◆ Activity A:
Reproduce everything from "At Continental Resources Inc., Chang" down to "function of timing." in the profile of Aaron Chang below, word for word.
◆ Activity B:
In the profile of Aaron Chang below, what undergraduate degree did Chang pursue?

** Excerpted passage follows **

Aaron Chang planned to go to medical school but wanted a strong foundational undergraduate degree, so he pursued a B.S. in chemical engineering. However, an internship during his sophomore year as a field engineer based out of a sour gas plant in rural Oklahoma changed his medical school plans, turning him toward oil and gas. “The passion that people had for this industry and the sense of pride and patriotism really made me feel like I was a part of a community—something bigger than yourself.”
At Continental Resources Inc., Chang has found a common vision and set of goals that inspires him to grow and develop as a leader. Recently promoted to vice president – oil and gas marketing, he is “focused on successfully transitioning into my new role. There are a lot more stakeholders and functions that now directly work with me, and making sure that our team is aligned, engaged and feels ownership in a common vision and strategy is critical.”
Preparation meets opportunity
“[A career milestone] would definitely be my latest promotion as vice president over the marketing department at Continental Resources. I really had a lot of strong advocates within the company, and it was largely a function of timing.
“My mentor always told me, success happens when preparation meets opportunity. And when oil prices began falling in March of this year, our executive team tasked me with a couple of high profile opportunities. I think I was able to gain a lot of trust and confidence from our leadership group based on my ability to lead and develop across multiple disciplines and drive results.”
“My mentor is Ramiro Rangel. He and I have had countless one-on-one discussions; some focused on development, and others dedicated to improvement opportunities.
“At the highest level, I think his guidance and advice all centered around leadership development. He changed my perspective on leadership and really put into words what I had observed my whole life. We’ve all worked for people that we knew were strong leaders and others that weren’t so great. But he talked about leadership like it was a science—something that can come natural to many but can be learned by all. Two words he always preached to me were ‘intentionality’ and ‘awareness.’”
A challenging project
“A recent one that comes to mind was helping to develop a tool in the March/April timeframe to help optimize cash flow vs. NAV at the well level.

** End of Excerpted passage **
** Supplied material follows **

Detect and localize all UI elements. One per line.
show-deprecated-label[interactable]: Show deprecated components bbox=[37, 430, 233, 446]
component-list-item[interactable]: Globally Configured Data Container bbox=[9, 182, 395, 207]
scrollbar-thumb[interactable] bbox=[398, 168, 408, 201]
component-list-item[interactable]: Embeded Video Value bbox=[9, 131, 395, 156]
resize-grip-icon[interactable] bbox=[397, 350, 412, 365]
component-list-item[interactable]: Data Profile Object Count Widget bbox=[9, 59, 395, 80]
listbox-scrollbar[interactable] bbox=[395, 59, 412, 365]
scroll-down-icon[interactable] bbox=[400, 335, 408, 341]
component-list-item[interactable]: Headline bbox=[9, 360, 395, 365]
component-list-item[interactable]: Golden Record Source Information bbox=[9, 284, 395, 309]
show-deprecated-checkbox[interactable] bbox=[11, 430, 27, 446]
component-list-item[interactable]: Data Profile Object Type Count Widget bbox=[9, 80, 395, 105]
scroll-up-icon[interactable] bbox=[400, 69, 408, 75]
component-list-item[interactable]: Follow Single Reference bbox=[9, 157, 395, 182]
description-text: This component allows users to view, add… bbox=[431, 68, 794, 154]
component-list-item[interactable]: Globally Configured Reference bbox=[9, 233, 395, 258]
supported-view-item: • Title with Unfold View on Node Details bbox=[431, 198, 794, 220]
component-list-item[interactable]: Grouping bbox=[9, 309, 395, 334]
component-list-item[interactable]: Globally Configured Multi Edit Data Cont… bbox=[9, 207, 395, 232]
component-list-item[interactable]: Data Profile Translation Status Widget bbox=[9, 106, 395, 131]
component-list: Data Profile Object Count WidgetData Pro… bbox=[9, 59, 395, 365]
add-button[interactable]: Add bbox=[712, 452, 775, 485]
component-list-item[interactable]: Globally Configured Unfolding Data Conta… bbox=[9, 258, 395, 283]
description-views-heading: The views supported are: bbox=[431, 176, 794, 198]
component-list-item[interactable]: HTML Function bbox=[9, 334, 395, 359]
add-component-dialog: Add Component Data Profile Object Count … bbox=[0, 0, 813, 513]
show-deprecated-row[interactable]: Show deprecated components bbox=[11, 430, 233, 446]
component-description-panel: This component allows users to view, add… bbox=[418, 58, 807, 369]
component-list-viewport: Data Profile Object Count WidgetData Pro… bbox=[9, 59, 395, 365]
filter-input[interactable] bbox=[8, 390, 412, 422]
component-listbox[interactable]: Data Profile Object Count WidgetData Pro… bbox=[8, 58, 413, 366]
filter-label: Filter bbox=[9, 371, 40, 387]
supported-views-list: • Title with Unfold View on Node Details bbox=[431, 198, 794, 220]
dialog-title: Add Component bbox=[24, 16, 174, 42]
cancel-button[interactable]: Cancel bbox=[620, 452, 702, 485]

** End of Supplied material **

◆ Answer box A:
At Continental Resources Inc., Chang has found a common vision and set of goals that inspires him to grow and develop as a leader. Recently promoted to vice president – oil and gas marketing, he is “focused on successfully transitioning into my new role. There are a lot more stakeholders and functions that now directly work with me, and making sure that our team is aligned, engaged and feels ownership in a common vision and strategy is critical.”
Preparation meets opportunity
“[A career milestone] would definitely be my latest promotion as vice president over the marketing department at Continental Resources. I really had a lot of strong advocates within the company, and it was largely a function of timing.

◆ Answer box B:
A B.S. in chemical engineering.